The task:
Set down every entry word for word. Omit the pictures.
+ + + +
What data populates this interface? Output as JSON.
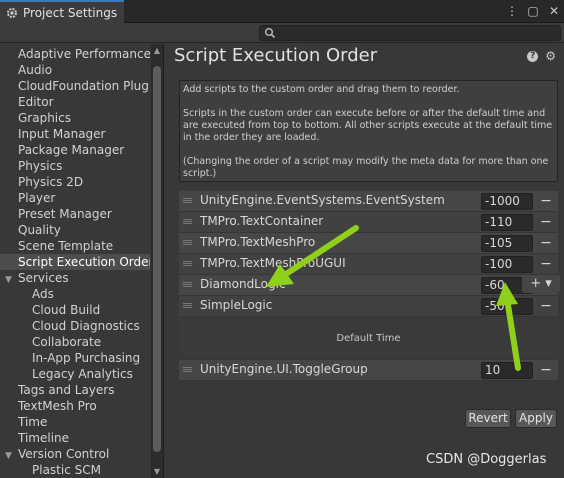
{
  "window": {
    "tab_title": "Project Settings",
    "controls": [
      "⋮",
      "▢",
      "✕"
    ]
  },
  "search": {
    "placeholder": ""
  },
  "sidebar": {
    "items": [
      "Adaptive Performance",
      "Audio",
      "CloudFoundation Plugin",
      "Editor",
      "Graphics",
      "Input Manager",
      "Package Manager",
      "Physics",
      "Physics 2D",
      "Player",
      "Preset Manager",
      "Quality",
      "Scene Template",
      "Script Execution Order",
      "Services",
      "Ads",
      "Cloud Build",
      "Cloud Diagnostics",
      "Collaborate",
      "In-App Purchasing",
      "Legacy Analytics",
      "Tags and Layers",
      "TextMesh Pro",
      "Time",
      "Timeline",
      "Version Control",
      "Plastic SCM"
    ],
    "selected": "Script Execution Order"
  },
  "main": {
    "title": "Script Execution Order",
    "help": {
      "p1": "Add scripts to the custom order and drag them to reorder.",
      "p2": "Scripts in the custom order can execute before or after the default time and are executed from top to bottom. All other scripts execute at the default time in the order they are loaded.",
      "p3": "(Changing the order of a script may modify the meta data for more than one script.)"
    },
    "rows_before": [
      {
        "name": "UnityEngine.EventSystems.EventSystem",
        "value": "-1000"
      },
      {
        "name": "TMPro.TextContainer",
        "value": "-110"
      },
      {
        "name": "TMPro.TextMeshPro",
        "value": "-105"
      },
      {
        "name": "TMPro.TextMeshProUGUI",
        "value": "-100"
      },
      {
        "name": "DiamondLogic",
        "value": "-60"
      },
      {
        "name": "SimpleLogic",
        "value": "-50"
      }
    ],
    "default_time_label": "Default Time",
    "rows_after": [
      {
        "name": "UnityEngine.UI.ToggleGroup",
        "value": "10"
      }
    ],
    "add_button": "+ ▾",
    "remove_glyph": "−",
    "revert_label": "Revert",
    "apply_label": "Apply"
  },
  "watermark": "CSDN @Doggerlas",
  "colors": {
    "accent": "#3a79bb",
    "annotation_arrow": "#8fd11a"
  }
}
+ + + +
The reply:
What data populates this interface? Output as JSON.
{
  "window": {
    "tab_title": "Project Settings",
    "controls": [
      "⋮",
      "▢",
      "✕"
    ]
  },
  "search": {
    "placeholder": ""
  },
  "sidebar": {
    "items": [
      "Adaptive Performance",
      "Audio",
      "CloudFoundation Plugin",
      "Editor",
      "Graphics",
      "Input Manager",
      "Package Manager",
      "Physics",
      "Physics 2D",
      "Player",
      "Preset Manager",
      "Quality",
      "Scene Template",
      "Script Execution Order",
      "Services",
      "Ads",
      "Cloud Build",
      "Cloud Diagnostics",
      "Collaborate",
      "In-App Purchasing",
      "Legacy Analytics",
      "Tags and Layers",
      "TextMesh Pro",
      "Time",
      "Timeline",
      "Version Control",
      "Plastic SCM"
    ],
    "selected": "Script Execution Order"
  },
  "main": {
    "title": "Script Execution Order",
    "help": {
      "p1": "Add scripts to the custom order and drag them to reorder.",
      "p2": "Scripts in the custom order can execute before or after the default time and are executed from top to bottom. All other scripts execute at the default time in the order they are loaded.",
      "p3": "(Changing the order of a script may modify the meta data for more than one script.)"
    },
    "rows_before": [
      {
        "name": "UnityEngine.EventSystems.EventSystem",
        "value": "-1000"
      },
      {
        "name": "TMPro.TextContainer",
        "value": "-110"
      },
      {
        "name": "TMPro.TextMeshPro",
        "value": "-105"
      },
      {
        "name": "TMPro.TextMeshProUGUI",
        "value": "-100"
      },
      {
        "name": "DiamondLogic",
        "value": "-60"
      },
      {
        "name": "SimpleLogic",
        "value": "-50"
      }
    ],
    "default_time_label": "Default Time",
    "rows_after": [
      {
        "name": "UnityEngine.UI.ToggleGroup",
        "value": "10"
      }
    ],
    "add_button": "+ ▾",
    "remove_glyph": "−",
    "revert_label": "Revert",
    "apply_label": "Apply"
  },
  "watermark": "CSDN @Doggerlas",
  "colors": {
    "accent": "#3a79bb",
    "annotation_arrow": "#8fd11a"
  }
}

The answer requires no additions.